▶ Problem description: Take the records underneath and set them down exactly.

Structured figure records:

◇ ◇ ◇

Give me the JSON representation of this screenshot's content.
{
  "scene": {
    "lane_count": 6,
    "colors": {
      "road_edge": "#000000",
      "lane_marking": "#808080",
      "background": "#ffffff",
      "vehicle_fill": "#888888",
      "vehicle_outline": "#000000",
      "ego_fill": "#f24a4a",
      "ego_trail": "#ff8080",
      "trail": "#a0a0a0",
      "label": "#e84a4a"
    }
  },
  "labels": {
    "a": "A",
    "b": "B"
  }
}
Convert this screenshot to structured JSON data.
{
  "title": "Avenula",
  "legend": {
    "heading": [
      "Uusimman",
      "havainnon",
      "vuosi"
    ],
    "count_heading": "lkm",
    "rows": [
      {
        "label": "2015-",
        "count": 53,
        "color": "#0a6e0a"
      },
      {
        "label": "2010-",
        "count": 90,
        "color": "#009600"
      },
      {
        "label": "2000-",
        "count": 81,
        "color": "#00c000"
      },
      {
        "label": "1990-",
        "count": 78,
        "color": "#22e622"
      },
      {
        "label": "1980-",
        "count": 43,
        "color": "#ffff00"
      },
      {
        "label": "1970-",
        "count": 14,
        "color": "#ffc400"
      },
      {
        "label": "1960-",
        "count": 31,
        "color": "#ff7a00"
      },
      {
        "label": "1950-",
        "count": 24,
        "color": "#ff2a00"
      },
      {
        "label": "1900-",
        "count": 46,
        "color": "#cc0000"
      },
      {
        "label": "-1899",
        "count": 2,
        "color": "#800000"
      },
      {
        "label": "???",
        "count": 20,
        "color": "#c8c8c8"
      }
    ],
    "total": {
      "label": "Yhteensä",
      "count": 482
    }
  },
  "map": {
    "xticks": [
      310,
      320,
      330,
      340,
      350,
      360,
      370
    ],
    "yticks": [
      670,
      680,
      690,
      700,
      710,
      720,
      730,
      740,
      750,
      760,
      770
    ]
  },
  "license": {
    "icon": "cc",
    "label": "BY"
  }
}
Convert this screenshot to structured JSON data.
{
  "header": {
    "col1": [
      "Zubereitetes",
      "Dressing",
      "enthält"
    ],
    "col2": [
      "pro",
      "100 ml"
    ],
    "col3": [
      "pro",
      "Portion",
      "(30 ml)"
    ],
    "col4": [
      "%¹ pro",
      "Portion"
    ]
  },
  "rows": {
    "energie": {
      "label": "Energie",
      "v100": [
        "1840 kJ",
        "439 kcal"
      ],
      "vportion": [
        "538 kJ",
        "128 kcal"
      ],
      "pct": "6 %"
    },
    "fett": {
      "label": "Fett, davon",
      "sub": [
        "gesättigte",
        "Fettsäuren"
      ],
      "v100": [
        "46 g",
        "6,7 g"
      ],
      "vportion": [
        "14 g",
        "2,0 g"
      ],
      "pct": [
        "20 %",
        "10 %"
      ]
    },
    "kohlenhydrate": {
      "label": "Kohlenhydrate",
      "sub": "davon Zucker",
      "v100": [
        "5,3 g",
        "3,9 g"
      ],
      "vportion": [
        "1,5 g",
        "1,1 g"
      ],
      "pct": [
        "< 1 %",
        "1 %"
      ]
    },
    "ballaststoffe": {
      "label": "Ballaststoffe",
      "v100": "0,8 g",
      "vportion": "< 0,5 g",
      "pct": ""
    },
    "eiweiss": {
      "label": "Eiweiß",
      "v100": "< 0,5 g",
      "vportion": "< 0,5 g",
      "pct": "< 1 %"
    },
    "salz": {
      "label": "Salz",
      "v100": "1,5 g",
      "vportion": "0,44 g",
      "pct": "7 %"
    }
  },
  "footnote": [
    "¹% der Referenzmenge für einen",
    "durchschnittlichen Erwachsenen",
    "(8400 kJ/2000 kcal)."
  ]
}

◇ ◇ ◇

▶ Task answer:
Give me the JSON representation of this screenshot's content.
{
  "scene": {
    "lane_count": 6,
    "colors": {
      "road_edge": "#000000",
      "lane_marking": "#808080",
      "background": "#ffffff",
      "vehicle_fill": "#888888",
      "vehicle_outline": "#000000",
      "ego_fill": "#f24a4a",
      "ego_trail": "#ff8080",
      "trail": "#a0a0a0",
      "label": "#e84a4a"
    }
  },
  "labels": {
    "a": "A",
    "b": "B"
  }
}
Convert this screenshot to structured JSON data.
{
  "title": "Avenula",
  "legend": {
    "heading": [
      "Uusimman",
      "havainnon",
      "vuosi"
    ],
    "count_heading": "lkm",
    "rows": [
      {
        "label": "2015-",
        "count": 53,
        "color": "#0a6e0a"
      },
      {
        "label": "2010-",
        "count": 90,
        "color": "#009600"
      },
      {
        "label": "2000-",
        "count": 81,
        "color": "#00c000"
      },
      {
        "label": "1990-",
        "count": 78,
        "color": "#22e622"
      },
      {
        "label": "1980-",
        "count": 43,
        "color": "#ffff00"
      },
      {
        "label": "1970-",
        "count": 14,
        "color": "#ffc400"
      },
      {
        "label": "1960-",
        "count": 31,
        "color": "#ff7a00"
      },
      {
        "label": "1950-",
        "count": 24,
        "color": "#ff2a00"
      },
      {
        "label": "1900-",
        "count": 46,
        "color": "#cc0000"
      },
      {
        "label": "-1899",
        "count": 2,
        "color": "#800000"
      },
      {
        "label": "???",
        "count": 20,
        "color": "#c8c8c8"
      }
    ],
    "total": {
      "label": "Yhteensä",
      "count": 482
    }
  },
  "map": {
    "xticks": [
      310,
      320,
      330,
      340,
      350,
      360,
      370
    ],
    "yticks": [
      670,
      680,
      690,
      700,
      710,
      720,
      730,
      740,
      750,
      760,
      770
    ]
  },
  "license": {
    "icon": "cc",
    "label": "BY"
  }
}
Convert this screenshot to structured JSON data.
{
  "header": {
    "col1": [
      "Zubereitetes",
      "Dressing",
      "enthält"
    ],
    "col2": [
      "pro",
      "100 ml"
    ],
    "col3": [
      "pro",
      "Portion",
      "(30 ml)"
    ],
    "col4": [
      "%¹ pro",
      "Portion"
    ]
  },
  "rows": {
    "energie": {
      "label": "Energie",
      "v100": [
        "1840 kJ",
        "439 kcal"
      ],
      "vportion": [
        "538 kJ",
        "128 kcal"
      ],
      "pct": "6 %"
    },
    "fett": {
      "label": "Fett, davon",
      "sub": [
        "gesättigte",
        "Fettsäuren"
      ],
      "v100": [
        "46 g",
        "6,7 g"
      ],
      "vportion": [
        "14 g",
        "2,0 g"
      ],
      "pct": [
        "20 %",
        "10 %"
      ]
    },
    "kohlenhydrate": {
      "label": "Kohlenhydrate",
      "sub": "davon Zucker",
      "v100": [
        "5,3 g",
        "3,9 g"
      ],
      "vportion": [
        "1,5 g",
        "1,1 g"
      ],
      "pct": [
        "< 1 %",
        "1 %"
      ]
    },
    "ballaststoffe": {
      "label": "Ballaststoffe",
      "v100": "0,8 g",
      "vportion": "< 0,5 g",
      "pct": ""
    },
    "eiweiss": {
      "label": "Eiweiß",
      "v100": "< 0,5 g",
      "vportion": "< 0,5 g",
      "pct": "< 1 %"
    },
    "salz": {
      "label": "Salz",
      "v100": "1,5 g",
      "vportion": "0,44 g",
      "pct": "7 %"
    }
  },
  "footnote": [
    "¹% der Referenzmenge für einen",
    "durchschnittlichen Erwachsenen",
    "(8400 kJ/2000 kcal)."
  ]
}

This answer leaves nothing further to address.